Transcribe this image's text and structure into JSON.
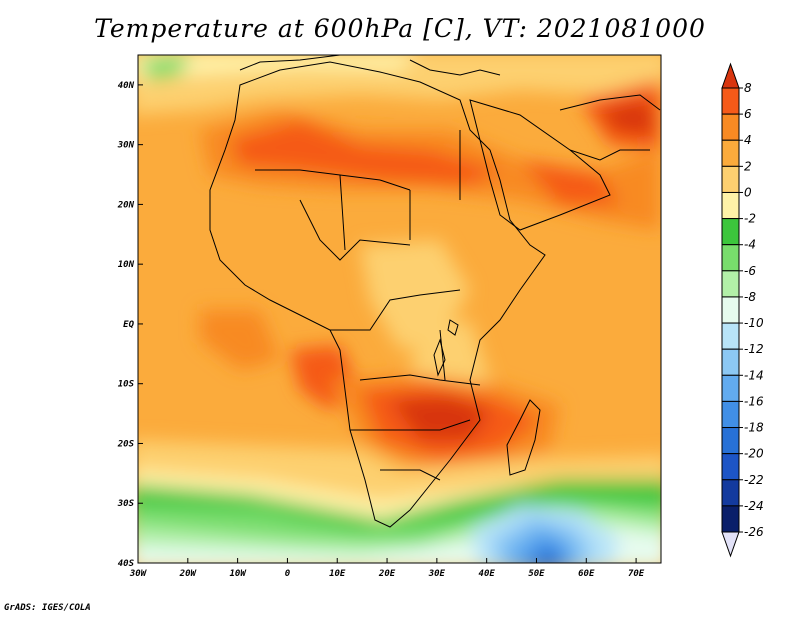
{
  "title": "Temperature at 600hPa [C], VT: 2021081000",
  "credit": "GrADS: IGES/COLA",
  "map": {
    "projection": "latlon",
    "lon_range": [
      -30,
      75
    ],
    "lat_range": [
      -40,
      45
    ],
    "lon_tick_values": [
      -30,
      -20,
      -10,
      0,
      10,
      20,
      30,
      40,
      50,
      60,
      70
    ],
    "lon_tick_labels": [
      "30W",
      "20W",
      "10W",
      "0",
      "10E",
      "20E",
      "30E",
      "40E",
      "50E",
      "60E",
      "70E"
    ],
    "lat_tick_values": [
      40,
      30,
      20,
      10,
      0,
      -10,
      -20,
      -30,
      -40
    ],
    "lat_tick_labels": [
      "40N",
      "30N",
      "20N",
      "10N",
      "EQ",
      "10S",
      "20S",
      "30S",
      "40S"
    ]
  },
  "colorbar": {
    "levels": [
      "8",
      "6",
      "4",
      "2",
      "0",
      "-2",
      "-4",
      "-6",
      "-8",
      "-10",
      "-12",
      "-14",
      "-16",
      "-18",
      "-20",
      "-22",
      "-24",
      "-26"
    ],
    "colors": [
      "#d8350f",
      "#f55a19",
      "#f88a23",
      "#fbab3c",
      "#fdd070",
      "#fef2a8",
      "#3cc63c",
      "#78dd6c",
      "#b2f0a8",
      "#e6fbee",
      "#b8e4f8",
      "#8cc8f4",
      "#62abef",
      "#418fe6",
      "#2871d6",
      "#1d55c6",
      "#133a9e",
      "#0a1f6a",
      "#e2e2f8"
    ]
  }
}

> [Exercise instructions]: Skipping the pictures, transcribe each line above exactly as it appears.

> [Solved problem]:
Transcribe this image's text and structure into JSON.
{
  "title": "Temperature at 600hPa [C], VT: 2021081000",
  "credit": "GrADS: IGES/COLA",
  "map": {
    "projection": "latlon",
    "lon_range": [
      -30,
      75
    ],
    "lat_range": [
      -40,
      45
    ],
    "lon_tick_values": [
      -30,
      -20,
      -10,
      0,
      10,
      20,
      30,
      40,
      50,
      60,
      70
    ],
    "lon_tick_labels": [
      "30W",
      "20W",
      "10W",
      "0",
      "10E",
      "20E",
      "30E",
      "40E",
      "50E",
      "60E",
      "70E"
    ],
    "lat_tick_values": [
      40,
      30,
      20,
      10,
      0,
      -10,
      -20,
      -30,
      -40
    ],
    "lat_tick_labels": [
      "40N",
      "30N",
      "20N",
      "10N",
      "EQ",
      "10S",
      "20S",
      "30S",
      "40S"
    ]
  },
  "colorbar": {
    "levels": [
      "8",
      "6",
      "4",
      "2",
      "0",
      "-2",
      "-4",
      "-6",
      "-8",
      "-10",
      "-12",
      "-14",
      "-16",
      "-18",
      "-20",
      "-22",
      "-24",
      "-26"
    ],
    "colors": [
      "#d8350f",
      "#f55a19",
      "#f88a23",
      "#fbab3c",
      "#fdd070",
      "#fef2a8",
      "#3cc63c",
      "#78dd6c",
      "#b2f0a8",
      "#e6fbee",
      "#b8e4f8",
      "#8cc8f4",
      "#62abef",
      "#418fe6",
      "#2871d6",
      "#1d55c6",
      "#133a9e",
      "#0a1f6a",
      "#e2e2f8"
    ]
  }
}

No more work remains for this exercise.